# TASK PROMPT:
Which lines hold the word "name"? Copy each of them from the material.

Collected data entries
========

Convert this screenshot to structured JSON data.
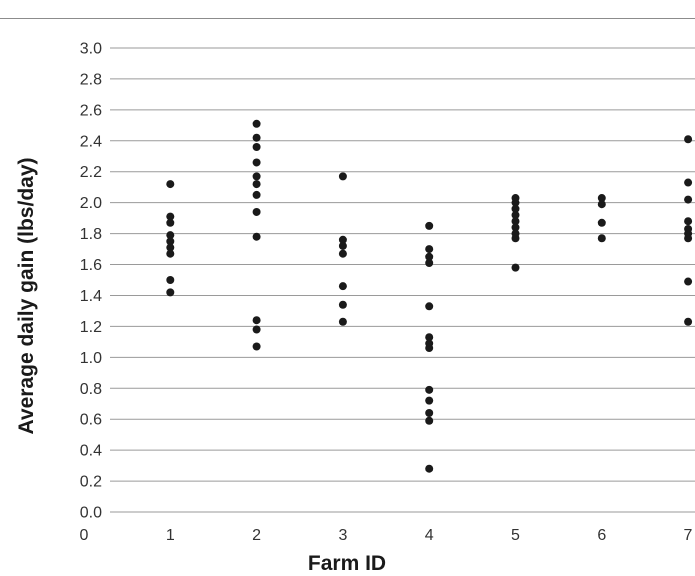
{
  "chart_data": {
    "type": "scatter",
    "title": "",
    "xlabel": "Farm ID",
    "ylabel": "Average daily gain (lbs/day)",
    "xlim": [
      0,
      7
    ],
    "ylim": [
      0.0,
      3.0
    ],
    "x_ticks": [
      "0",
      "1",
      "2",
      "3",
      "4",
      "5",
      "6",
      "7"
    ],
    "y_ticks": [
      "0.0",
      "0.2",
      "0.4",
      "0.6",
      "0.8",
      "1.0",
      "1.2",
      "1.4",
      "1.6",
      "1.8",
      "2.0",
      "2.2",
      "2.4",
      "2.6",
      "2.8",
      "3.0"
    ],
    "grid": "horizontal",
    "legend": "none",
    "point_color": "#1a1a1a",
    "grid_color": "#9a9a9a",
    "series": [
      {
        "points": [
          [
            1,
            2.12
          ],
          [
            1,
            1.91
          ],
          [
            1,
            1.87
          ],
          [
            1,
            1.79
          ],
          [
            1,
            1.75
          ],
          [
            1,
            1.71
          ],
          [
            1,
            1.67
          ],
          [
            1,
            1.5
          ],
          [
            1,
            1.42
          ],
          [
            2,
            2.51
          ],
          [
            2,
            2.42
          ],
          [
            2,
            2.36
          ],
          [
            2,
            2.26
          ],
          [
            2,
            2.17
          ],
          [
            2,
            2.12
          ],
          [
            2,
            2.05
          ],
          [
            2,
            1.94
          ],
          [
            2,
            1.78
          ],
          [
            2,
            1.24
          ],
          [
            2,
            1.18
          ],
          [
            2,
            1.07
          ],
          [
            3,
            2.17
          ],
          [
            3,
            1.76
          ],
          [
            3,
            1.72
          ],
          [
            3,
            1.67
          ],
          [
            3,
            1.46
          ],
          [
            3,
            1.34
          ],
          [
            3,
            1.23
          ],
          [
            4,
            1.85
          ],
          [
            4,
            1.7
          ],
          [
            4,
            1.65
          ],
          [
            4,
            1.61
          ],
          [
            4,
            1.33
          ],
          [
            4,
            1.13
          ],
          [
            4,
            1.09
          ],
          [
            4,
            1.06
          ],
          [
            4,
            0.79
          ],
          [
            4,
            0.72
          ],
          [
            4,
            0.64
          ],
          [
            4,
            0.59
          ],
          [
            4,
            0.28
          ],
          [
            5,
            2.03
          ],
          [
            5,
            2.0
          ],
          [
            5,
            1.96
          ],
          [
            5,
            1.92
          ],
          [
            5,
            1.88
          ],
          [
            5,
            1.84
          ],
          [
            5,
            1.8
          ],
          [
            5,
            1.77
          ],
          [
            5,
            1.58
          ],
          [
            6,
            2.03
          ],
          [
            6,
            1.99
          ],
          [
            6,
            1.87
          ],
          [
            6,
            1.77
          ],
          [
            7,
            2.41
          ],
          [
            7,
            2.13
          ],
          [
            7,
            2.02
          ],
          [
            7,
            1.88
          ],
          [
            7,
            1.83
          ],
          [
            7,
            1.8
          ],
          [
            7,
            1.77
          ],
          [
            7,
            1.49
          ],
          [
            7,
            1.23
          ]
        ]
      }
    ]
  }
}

========

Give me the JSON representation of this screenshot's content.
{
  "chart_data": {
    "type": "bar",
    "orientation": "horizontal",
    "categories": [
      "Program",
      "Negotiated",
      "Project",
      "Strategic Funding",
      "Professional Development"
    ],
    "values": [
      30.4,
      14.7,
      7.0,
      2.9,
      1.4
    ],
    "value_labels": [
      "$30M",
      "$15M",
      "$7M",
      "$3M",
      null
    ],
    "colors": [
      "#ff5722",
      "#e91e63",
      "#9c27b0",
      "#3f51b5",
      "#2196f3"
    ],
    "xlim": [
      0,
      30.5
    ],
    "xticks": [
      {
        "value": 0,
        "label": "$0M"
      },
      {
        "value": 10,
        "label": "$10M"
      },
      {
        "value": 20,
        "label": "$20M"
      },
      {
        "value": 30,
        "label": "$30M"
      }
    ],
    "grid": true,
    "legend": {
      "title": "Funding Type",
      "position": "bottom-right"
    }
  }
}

========

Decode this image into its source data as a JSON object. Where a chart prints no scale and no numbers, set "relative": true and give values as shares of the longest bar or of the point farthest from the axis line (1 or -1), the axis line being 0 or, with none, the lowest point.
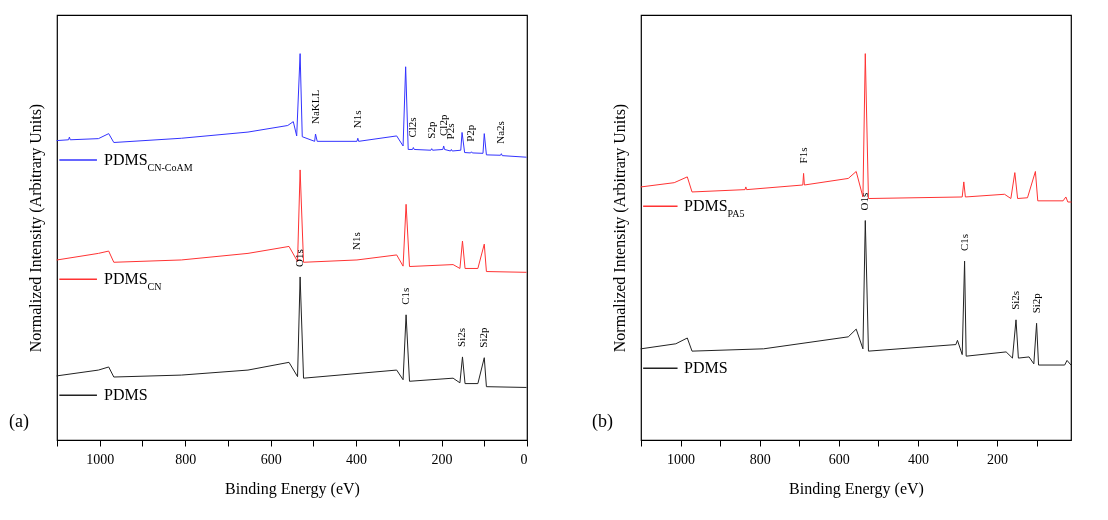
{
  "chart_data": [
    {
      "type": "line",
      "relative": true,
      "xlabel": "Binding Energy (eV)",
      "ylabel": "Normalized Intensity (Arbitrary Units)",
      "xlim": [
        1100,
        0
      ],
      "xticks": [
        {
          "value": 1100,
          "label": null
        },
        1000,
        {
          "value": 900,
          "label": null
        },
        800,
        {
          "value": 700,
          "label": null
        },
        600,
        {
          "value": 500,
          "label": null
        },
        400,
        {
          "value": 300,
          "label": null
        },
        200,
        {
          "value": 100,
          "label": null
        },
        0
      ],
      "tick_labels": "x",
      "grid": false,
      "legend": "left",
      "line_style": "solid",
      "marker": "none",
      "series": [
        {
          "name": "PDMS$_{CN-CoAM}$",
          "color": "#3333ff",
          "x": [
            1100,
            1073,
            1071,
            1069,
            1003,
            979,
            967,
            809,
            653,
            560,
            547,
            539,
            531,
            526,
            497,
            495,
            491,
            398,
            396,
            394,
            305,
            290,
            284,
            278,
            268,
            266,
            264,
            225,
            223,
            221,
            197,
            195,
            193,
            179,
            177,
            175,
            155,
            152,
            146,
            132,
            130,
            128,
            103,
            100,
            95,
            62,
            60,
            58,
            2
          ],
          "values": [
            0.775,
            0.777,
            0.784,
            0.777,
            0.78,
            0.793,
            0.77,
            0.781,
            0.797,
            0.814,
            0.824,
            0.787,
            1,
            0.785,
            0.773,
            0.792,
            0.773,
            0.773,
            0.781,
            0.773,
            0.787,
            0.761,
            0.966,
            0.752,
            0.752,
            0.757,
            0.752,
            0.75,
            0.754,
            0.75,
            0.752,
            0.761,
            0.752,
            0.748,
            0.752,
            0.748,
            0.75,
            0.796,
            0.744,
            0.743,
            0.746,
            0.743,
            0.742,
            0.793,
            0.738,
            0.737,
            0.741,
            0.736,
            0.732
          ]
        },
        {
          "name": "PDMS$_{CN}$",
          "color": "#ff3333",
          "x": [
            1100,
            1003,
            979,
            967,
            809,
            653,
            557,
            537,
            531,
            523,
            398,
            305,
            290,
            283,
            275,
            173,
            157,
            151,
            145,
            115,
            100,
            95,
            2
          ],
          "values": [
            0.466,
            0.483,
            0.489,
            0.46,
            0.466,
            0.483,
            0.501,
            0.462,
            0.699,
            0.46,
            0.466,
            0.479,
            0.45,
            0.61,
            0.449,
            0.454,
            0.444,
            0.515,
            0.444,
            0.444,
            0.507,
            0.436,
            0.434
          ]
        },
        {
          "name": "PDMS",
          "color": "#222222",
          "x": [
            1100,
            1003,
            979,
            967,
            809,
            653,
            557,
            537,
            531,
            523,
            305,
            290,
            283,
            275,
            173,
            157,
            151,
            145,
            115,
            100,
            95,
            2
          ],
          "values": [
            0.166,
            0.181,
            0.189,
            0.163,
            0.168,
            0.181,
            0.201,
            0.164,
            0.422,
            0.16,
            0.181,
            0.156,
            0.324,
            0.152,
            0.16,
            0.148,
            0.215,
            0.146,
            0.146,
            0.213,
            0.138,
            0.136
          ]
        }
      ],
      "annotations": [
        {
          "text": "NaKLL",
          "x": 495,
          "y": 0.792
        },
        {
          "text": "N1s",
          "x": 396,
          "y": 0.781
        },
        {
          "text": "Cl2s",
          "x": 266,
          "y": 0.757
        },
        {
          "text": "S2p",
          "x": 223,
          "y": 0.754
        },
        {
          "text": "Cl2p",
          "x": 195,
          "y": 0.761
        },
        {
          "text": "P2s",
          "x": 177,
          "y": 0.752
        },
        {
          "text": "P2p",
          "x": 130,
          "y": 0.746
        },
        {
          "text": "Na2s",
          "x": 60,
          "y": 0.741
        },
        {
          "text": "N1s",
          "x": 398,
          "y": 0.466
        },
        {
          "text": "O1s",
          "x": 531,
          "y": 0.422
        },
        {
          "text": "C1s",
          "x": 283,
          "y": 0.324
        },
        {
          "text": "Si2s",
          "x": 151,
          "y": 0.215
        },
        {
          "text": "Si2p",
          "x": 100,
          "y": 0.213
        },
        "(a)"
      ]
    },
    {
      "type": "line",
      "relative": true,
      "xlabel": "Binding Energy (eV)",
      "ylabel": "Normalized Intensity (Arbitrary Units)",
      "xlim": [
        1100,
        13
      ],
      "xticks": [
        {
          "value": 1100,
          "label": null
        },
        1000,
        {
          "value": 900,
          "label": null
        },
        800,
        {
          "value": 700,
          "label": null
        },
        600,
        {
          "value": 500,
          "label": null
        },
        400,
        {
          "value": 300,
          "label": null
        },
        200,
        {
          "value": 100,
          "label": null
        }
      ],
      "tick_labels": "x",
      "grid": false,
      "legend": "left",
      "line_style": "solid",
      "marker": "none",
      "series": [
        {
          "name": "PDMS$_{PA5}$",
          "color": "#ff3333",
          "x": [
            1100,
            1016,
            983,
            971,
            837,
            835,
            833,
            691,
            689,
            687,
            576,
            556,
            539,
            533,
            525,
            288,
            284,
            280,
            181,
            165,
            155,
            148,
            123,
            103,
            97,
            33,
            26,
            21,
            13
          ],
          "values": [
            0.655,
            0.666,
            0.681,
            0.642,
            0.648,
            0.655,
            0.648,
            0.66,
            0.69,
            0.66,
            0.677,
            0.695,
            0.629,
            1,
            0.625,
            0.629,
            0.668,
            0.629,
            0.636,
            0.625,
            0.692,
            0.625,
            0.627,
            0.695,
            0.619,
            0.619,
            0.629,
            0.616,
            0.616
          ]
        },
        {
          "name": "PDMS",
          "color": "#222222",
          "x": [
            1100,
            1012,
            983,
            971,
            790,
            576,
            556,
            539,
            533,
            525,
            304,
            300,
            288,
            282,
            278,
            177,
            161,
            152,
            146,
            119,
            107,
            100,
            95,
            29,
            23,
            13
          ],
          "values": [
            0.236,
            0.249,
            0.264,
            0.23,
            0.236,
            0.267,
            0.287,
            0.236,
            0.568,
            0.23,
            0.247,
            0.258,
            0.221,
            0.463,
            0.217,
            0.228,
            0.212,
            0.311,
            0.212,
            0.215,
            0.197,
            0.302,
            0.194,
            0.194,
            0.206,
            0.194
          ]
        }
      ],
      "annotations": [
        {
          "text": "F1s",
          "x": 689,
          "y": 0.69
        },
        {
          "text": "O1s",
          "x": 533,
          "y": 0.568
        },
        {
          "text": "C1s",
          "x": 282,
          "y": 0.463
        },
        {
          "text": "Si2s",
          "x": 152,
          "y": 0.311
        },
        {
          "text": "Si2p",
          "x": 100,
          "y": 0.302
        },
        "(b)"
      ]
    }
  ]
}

========

# OUTPUT OF THE TASK:
          "name": "PDMS$_{CN-CoAM}$",
          "name": "PDMS$_{CN}$",
          "name": "PDMS",
          "name": "PDMS$_{PA5}$",
          "name": "PDMS",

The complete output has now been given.